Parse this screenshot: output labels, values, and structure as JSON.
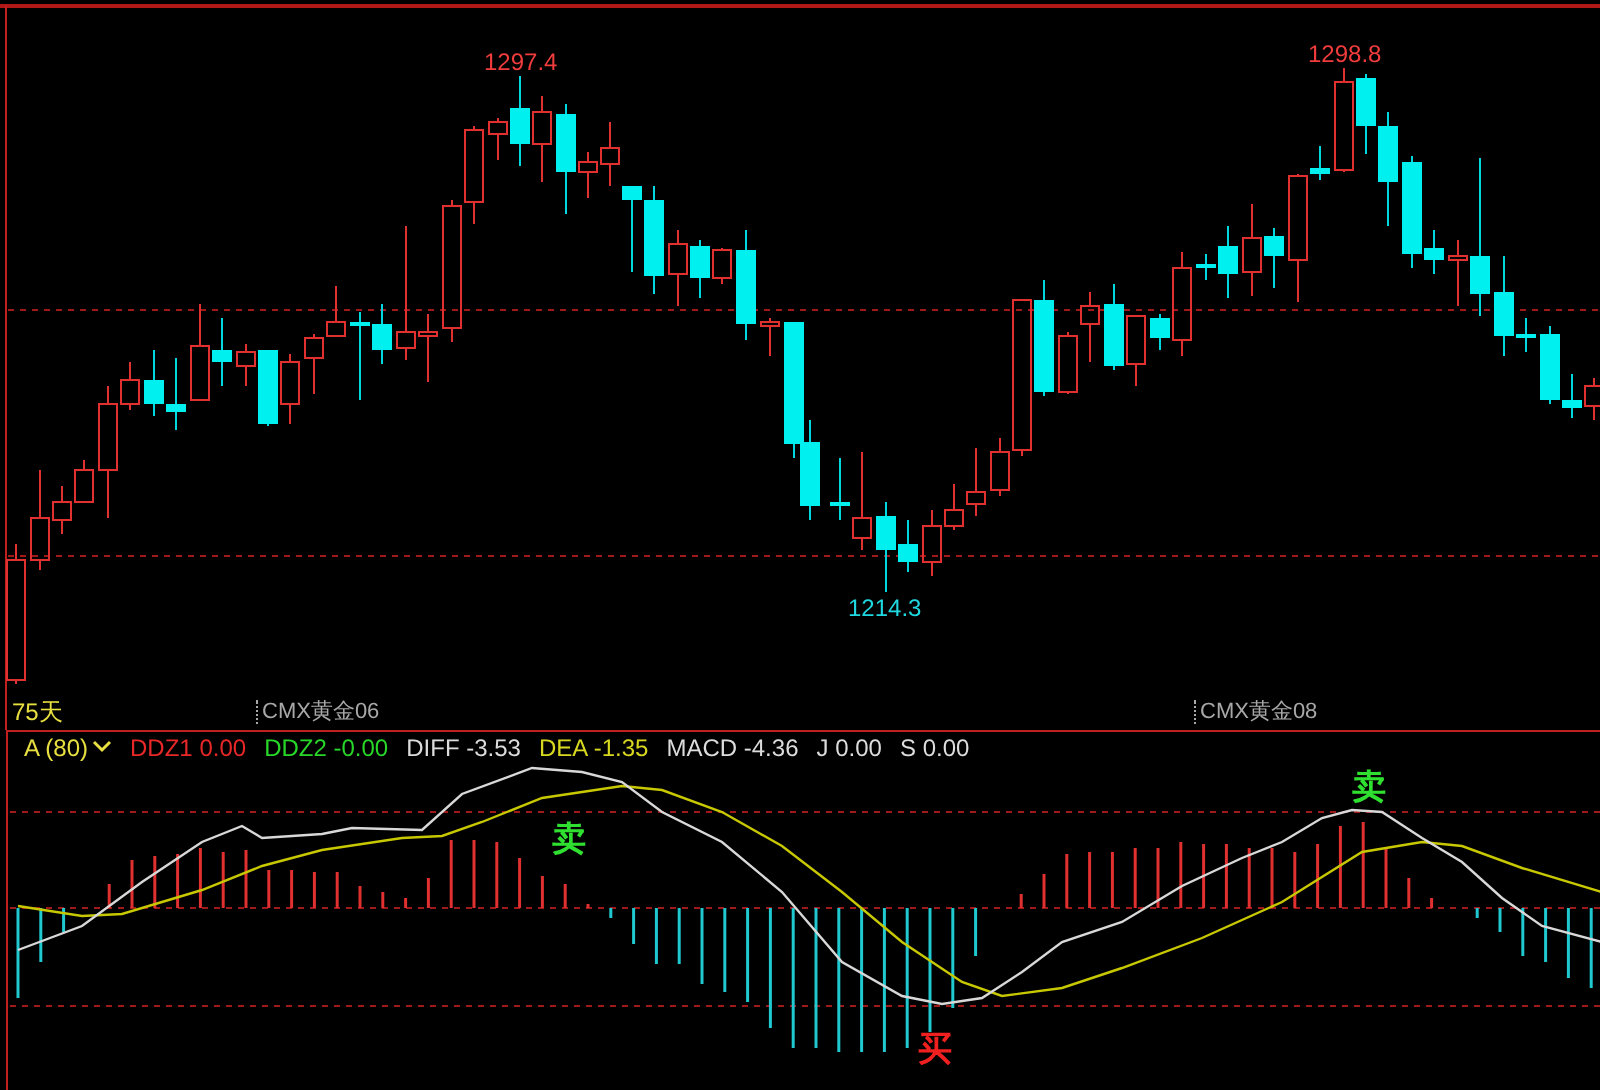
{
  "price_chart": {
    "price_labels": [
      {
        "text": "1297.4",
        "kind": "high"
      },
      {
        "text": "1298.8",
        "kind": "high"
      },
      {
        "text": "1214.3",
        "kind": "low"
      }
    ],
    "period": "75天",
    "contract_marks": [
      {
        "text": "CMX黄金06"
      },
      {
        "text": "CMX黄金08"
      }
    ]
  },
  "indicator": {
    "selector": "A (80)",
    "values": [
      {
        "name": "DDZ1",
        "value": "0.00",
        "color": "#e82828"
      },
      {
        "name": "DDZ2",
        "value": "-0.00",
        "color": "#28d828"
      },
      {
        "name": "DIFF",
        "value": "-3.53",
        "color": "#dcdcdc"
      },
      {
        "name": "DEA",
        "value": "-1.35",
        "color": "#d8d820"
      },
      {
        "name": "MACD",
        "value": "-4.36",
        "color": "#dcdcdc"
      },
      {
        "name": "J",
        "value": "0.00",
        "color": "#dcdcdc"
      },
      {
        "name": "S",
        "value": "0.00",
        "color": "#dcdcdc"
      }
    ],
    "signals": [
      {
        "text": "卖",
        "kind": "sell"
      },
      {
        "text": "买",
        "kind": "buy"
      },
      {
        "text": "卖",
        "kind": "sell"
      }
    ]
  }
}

● REQUIREMENTS: Above are the records; reproduce them exactly and leave out the pictures.

● FULL OUTPUT:
Parse this screenshot: output labels, values, and structure as JSON.
{
  "price_chart": {
    "price_labels": [
      {
        "text": "1297.4",
        "kind": "high"
      },
      {
        "text": "1298.8",
        "kind": "high"
      },
      {
        "text": "1214.3",
        "kind": "low"
      }
    ],
    "period": "75天",
    "contract_marks": [
      {
        "text": "CMX黄金06"
      },
      {
        "text": "CMX黄金08"
      }
    ]
  },
  "indicator": {
    "selector": "A (80)",
    "values": [
      {
        "name": "DDZ1",
        "value": "0.00",
        "color": "#e82828"
      },
      {
        "name": "DDZ2",
        "value": "-0.00",
        "color": "#28d828"
      },
      {
        "name": "DIFF",
        "value": "-3.53",
        "color": "#dcdcdc"
      },
      {
        "name": "DEA",
        "value": "-1.35",
        "color": "#d8d820"
      },
      {
        "name": "MACD",
        "value": "-4.36",
        "color": "#dcdcdc"
      },
      {
        "name": "J",
        "value": "0.00",
        "color": "#dcdcdc"
      },
      {
        "name": "S",
        "value": "0.00",
        "color": "#dcdcdc"
      }
    ],
    "signals": [
      {
        "text": "卖",
        "kind": "sell"
      },
      {
        "text": "买",
        "kind": "buy"
      },
      {
        "text": "卖",
        "kind": "sell"
      }
    ]
  }
}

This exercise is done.